Pull out every line below that holds the word "Aufnahme".

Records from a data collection
* * * * *

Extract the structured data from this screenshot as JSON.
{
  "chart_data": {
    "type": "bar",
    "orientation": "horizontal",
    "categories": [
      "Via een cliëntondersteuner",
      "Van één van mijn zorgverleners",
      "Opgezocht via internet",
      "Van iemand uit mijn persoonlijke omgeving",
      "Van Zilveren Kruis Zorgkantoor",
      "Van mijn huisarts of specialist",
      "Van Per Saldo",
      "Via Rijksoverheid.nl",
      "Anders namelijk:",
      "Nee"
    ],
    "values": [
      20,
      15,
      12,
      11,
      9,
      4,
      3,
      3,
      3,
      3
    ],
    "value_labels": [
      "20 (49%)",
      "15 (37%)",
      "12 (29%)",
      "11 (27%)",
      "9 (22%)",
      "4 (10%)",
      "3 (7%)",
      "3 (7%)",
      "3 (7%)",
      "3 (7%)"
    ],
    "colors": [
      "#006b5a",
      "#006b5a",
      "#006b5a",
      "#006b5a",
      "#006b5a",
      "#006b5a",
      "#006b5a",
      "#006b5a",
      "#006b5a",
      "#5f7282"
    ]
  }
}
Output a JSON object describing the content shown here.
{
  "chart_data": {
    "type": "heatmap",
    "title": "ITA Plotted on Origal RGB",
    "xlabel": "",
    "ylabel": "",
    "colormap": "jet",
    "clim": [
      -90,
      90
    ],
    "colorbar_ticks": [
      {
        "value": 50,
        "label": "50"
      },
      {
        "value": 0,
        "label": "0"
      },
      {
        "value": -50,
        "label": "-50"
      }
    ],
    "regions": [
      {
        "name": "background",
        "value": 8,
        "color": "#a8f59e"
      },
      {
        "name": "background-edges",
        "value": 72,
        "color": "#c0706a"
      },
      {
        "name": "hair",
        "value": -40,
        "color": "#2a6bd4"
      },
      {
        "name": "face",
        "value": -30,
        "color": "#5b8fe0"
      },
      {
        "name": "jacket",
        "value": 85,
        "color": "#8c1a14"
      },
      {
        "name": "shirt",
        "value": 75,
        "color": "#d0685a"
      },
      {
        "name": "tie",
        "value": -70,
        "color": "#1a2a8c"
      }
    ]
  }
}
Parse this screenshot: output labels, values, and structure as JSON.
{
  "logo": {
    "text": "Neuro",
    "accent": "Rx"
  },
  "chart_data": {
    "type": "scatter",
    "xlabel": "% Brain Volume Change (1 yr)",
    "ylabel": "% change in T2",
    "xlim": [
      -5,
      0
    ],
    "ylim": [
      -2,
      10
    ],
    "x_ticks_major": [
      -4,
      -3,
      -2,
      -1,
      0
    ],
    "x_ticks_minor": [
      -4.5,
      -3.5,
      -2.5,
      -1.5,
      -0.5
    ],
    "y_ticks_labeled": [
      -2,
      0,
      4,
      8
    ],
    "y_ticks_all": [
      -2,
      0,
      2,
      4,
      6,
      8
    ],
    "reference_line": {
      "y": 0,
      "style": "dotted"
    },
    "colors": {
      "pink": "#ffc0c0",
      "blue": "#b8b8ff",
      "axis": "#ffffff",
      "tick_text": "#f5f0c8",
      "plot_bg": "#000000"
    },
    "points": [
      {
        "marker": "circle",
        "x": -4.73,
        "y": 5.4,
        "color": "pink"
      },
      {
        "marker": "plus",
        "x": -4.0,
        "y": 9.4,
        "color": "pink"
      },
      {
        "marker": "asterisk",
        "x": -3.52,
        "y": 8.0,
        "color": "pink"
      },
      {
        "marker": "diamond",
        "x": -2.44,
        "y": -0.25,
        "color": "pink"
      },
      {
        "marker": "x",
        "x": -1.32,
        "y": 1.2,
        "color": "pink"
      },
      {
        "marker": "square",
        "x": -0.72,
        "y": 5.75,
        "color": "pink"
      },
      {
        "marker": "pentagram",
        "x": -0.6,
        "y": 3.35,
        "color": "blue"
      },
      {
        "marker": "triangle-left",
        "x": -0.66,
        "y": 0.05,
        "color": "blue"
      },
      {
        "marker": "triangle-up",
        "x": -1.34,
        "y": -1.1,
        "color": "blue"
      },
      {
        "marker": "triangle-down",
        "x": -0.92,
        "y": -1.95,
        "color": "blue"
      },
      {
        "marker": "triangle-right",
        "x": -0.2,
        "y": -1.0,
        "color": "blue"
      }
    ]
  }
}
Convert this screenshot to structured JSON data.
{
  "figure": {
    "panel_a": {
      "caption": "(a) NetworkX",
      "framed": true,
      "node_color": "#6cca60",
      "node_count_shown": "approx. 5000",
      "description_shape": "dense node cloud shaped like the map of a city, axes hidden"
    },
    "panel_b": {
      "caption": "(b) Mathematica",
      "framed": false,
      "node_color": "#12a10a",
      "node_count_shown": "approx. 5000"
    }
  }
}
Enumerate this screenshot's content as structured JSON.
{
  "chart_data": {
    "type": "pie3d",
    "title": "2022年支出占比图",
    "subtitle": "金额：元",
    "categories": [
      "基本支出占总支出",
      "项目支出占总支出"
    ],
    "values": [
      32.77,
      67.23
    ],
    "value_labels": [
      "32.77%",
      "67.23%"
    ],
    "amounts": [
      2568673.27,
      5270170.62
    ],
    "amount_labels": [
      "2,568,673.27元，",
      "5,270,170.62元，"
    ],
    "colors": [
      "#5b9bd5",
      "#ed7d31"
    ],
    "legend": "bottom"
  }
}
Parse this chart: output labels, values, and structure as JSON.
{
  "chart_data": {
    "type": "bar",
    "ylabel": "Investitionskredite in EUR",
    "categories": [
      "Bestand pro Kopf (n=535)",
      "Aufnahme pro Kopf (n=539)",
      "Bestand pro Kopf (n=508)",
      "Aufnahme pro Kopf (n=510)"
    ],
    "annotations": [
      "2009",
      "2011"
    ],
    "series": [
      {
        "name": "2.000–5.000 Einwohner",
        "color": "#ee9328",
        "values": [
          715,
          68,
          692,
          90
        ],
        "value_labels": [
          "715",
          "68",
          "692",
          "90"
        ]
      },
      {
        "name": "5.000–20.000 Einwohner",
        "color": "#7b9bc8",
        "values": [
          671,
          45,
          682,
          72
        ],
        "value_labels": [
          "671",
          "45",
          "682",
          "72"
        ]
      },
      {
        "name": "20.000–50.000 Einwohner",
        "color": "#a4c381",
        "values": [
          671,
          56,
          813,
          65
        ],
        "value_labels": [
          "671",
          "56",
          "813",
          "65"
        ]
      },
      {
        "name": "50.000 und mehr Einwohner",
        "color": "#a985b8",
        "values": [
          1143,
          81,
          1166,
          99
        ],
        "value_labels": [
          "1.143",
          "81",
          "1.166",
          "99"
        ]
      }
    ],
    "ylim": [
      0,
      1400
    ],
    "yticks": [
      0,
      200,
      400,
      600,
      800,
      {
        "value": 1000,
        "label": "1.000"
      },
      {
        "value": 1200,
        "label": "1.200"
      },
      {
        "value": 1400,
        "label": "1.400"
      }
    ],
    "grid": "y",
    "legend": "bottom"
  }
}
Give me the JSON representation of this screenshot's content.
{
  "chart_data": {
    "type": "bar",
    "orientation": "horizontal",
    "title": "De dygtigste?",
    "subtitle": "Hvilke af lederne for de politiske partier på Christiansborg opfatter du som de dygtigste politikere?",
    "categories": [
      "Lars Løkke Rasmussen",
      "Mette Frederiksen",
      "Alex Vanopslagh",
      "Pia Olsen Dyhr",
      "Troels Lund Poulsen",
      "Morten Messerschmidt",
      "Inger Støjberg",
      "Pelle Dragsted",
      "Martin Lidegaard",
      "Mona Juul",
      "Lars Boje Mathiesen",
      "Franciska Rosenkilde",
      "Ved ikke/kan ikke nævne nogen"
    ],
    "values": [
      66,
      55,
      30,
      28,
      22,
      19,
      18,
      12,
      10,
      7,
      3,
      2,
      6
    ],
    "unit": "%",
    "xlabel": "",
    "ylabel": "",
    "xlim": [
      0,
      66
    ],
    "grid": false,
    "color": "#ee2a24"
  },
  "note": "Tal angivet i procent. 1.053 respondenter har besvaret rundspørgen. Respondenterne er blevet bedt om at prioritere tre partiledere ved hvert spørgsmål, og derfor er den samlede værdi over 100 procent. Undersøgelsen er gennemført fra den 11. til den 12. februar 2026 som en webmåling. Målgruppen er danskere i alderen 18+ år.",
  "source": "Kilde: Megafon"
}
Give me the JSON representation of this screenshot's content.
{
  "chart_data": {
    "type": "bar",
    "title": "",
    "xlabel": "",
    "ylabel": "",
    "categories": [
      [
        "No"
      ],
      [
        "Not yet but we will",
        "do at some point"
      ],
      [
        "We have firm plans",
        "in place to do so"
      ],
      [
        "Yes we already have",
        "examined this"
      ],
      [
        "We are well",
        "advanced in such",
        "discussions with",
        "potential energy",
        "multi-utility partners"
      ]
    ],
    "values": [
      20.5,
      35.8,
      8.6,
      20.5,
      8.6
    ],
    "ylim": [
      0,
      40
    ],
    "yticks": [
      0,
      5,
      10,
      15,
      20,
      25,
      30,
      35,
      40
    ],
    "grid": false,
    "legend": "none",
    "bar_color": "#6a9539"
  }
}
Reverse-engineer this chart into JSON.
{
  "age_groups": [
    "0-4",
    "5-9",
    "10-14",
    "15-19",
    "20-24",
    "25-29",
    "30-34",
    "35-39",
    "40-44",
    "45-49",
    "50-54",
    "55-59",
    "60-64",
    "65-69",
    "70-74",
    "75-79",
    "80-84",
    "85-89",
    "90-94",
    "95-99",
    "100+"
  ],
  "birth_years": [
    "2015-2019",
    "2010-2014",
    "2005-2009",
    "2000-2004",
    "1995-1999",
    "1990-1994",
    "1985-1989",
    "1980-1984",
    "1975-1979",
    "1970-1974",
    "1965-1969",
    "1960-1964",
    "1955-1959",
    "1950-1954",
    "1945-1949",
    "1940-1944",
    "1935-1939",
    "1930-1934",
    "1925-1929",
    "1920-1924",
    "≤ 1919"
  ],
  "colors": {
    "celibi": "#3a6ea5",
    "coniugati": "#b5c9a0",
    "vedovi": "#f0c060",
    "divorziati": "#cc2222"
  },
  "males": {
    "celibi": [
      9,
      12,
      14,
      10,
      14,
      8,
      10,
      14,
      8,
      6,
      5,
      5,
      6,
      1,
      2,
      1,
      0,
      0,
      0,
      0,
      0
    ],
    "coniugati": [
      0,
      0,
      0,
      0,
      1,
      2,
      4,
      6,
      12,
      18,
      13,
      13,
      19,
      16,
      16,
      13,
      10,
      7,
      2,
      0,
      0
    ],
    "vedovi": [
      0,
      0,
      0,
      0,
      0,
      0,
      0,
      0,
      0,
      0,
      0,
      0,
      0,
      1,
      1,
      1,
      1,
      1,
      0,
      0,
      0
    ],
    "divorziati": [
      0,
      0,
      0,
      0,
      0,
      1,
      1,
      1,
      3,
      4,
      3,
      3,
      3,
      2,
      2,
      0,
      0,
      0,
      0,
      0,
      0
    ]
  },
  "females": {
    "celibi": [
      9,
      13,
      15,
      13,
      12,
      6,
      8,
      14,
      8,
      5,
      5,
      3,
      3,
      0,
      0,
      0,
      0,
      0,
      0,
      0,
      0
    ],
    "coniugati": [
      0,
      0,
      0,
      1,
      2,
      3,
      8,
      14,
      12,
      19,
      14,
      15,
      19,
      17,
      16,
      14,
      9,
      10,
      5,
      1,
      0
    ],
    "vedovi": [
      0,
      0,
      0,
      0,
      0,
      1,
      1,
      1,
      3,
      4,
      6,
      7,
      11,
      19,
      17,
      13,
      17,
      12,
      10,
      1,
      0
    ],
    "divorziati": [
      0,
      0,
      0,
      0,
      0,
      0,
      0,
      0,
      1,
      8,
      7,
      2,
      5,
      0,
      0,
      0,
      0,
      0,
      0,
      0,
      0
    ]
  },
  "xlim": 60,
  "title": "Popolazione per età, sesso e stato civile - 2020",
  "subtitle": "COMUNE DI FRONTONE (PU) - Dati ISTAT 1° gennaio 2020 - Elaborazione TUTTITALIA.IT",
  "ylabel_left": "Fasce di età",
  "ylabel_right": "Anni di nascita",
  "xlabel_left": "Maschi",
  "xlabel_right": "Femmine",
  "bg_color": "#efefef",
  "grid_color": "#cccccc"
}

* * * * *

_PROBLEM SOLUTION_
      "Aufnahme pro Kopf (n=539)",
      "Aufnahme pro Kopf (n=510)"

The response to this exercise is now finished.